** WRITTEN EXERCISE **
In the listing below, find every line containing "Parse" and copy it out.

——

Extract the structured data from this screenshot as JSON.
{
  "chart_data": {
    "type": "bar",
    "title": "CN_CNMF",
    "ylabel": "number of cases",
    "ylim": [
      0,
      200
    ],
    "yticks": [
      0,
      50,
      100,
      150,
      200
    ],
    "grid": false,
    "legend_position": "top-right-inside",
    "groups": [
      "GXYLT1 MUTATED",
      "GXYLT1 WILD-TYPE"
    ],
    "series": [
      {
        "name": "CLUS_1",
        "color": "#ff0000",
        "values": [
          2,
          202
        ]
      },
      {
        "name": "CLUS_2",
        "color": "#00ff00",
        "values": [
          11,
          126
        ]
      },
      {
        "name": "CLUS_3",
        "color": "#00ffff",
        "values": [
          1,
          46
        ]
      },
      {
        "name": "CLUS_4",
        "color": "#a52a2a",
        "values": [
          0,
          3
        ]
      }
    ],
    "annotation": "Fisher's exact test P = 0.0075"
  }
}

——

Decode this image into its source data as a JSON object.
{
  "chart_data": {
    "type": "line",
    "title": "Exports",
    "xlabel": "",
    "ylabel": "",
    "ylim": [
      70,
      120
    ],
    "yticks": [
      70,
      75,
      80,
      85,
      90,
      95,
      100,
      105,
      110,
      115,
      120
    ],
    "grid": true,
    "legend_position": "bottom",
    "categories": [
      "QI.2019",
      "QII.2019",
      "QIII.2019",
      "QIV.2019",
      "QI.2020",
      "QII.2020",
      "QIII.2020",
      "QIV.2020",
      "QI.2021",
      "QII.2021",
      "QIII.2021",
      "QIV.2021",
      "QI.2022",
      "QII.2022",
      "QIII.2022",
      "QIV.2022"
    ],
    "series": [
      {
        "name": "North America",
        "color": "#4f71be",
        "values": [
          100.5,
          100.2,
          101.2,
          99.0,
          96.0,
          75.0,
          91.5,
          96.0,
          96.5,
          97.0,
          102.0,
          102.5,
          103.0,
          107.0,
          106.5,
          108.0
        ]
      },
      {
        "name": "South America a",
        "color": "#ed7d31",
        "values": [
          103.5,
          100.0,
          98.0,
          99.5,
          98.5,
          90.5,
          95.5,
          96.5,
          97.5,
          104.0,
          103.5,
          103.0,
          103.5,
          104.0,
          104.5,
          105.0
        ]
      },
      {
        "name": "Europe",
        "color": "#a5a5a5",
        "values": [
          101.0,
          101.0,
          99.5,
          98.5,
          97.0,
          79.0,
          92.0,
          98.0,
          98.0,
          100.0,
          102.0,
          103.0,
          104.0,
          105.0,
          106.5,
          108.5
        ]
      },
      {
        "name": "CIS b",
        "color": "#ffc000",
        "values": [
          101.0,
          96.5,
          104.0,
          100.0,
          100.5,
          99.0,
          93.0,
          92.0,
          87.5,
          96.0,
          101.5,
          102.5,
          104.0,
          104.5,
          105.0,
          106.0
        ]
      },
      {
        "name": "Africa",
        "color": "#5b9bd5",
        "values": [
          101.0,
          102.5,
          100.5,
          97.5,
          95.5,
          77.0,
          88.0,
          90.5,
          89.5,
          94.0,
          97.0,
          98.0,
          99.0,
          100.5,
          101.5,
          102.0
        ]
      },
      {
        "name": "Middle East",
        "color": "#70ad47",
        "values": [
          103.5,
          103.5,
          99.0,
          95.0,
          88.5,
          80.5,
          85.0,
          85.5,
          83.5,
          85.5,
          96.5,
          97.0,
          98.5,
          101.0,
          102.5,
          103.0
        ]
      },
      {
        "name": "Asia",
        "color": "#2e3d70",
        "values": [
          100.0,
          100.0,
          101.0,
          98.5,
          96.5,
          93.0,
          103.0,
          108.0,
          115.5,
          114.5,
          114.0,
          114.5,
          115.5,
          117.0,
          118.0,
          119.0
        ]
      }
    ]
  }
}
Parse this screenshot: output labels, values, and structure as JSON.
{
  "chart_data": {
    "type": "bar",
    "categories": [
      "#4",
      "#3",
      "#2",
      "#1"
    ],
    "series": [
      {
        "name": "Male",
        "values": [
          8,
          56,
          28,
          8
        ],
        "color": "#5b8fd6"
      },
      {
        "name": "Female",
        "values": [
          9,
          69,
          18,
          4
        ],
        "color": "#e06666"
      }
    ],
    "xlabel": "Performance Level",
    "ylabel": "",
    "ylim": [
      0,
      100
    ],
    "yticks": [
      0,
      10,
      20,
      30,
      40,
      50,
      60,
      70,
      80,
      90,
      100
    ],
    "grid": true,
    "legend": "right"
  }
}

——

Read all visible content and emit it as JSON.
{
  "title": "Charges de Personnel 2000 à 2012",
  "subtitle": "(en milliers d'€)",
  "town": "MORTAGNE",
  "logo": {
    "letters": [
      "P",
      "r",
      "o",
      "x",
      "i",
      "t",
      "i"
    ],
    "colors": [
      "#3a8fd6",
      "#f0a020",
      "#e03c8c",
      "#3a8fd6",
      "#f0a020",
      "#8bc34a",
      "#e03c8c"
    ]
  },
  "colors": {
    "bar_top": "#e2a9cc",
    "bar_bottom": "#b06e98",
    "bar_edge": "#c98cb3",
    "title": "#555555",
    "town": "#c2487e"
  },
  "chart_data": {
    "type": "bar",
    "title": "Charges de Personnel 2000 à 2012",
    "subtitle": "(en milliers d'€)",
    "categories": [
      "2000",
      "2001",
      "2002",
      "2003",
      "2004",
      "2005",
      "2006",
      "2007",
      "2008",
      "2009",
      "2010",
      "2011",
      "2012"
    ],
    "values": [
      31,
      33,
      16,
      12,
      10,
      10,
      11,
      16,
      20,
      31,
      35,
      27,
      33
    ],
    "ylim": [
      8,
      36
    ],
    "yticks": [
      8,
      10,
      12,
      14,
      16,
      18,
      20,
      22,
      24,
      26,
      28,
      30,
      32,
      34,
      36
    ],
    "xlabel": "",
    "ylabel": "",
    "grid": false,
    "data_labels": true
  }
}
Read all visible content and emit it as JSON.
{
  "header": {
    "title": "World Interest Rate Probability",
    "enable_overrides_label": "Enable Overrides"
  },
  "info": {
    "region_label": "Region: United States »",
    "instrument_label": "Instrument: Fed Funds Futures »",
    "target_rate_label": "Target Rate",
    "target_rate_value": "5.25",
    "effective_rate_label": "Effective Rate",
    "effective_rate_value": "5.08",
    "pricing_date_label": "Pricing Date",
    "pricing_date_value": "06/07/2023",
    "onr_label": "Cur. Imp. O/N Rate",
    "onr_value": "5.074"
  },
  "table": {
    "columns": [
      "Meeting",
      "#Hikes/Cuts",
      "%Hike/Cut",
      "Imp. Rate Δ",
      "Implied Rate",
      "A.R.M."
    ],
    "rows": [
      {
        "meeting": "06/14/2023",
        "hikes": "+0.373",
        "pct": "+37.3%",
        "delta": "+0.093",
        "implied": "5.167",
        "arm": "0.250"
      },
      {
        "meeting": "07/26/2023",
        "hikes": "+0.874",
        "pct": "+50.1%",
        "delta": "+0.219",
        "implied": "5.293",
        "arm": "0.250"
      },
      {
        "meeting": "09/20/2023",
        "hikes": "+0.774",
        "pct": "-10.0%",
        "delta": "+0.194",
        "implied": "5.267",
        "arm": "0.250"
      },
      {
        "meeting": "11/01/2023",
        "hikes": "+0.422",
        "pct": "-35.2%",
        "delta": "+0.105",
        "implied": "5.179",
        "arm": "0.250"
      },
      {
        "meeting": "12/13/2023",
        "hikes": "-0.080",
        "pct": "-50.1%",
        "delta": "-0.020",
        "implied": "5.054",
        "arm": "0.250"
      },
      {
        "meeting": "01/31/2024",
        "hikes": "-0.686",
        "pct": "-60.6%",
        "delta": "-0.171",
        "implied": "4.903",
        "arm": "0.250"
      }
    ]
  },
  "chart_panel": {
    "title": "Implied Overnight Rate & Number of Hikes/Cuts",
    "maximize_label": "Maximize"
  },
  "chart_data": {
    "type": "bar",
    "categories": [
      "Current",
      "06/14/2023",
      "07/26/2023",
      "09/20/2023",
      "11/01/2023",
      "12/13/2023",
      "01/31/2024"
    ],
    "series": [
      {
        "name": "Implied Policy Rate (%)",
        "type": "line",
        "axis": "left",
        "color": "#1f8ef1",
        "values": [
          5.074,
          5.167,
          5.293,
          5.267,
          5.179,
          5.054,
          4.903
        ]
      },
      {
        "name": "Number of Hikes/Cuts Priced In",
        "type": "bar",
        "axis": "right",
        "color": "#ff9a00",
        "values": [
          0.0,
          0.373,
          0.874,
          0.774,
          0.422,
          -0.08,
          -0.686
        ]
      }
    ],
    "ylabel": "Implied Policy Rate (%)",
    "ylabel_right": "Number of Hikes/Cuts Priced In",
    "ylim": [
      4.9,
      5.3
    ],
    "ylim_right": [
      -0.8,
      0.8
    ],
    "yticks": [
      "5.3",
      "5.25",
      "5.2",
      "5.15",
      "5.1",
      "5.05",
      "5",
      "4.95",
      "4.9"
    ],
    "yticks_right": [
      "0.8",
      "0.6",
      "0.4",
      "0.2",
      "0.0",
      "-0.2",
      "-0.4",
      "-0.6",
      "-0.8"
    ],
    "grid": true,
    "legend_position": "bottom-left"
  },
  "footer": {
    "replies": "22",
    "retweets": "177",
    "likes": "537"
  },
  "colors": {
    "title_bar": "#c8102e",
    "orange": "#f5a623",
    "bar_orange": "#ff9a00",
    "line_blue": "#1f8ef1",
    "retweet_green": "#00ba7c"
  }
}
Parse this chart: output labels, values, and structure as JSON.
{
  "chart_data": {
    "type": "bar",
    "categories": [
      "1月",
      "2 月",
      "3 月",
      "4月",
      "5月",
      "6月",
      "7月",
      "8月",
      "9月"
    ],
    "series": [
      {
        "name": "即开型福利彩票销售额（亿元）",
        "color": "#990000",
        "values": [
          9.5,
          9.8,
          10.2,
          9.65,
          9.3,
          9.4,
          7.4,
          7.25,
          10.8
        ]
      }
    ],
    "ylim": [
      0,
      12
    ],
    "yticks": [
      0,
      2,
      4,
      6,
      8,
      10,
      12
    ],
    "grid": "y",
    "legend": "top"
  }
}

——

** ANSWER IN FULL **
Parse this screenshot: output labels, values, and structure as JSON.
Parse this chart: output labels, values, and structure as JSON.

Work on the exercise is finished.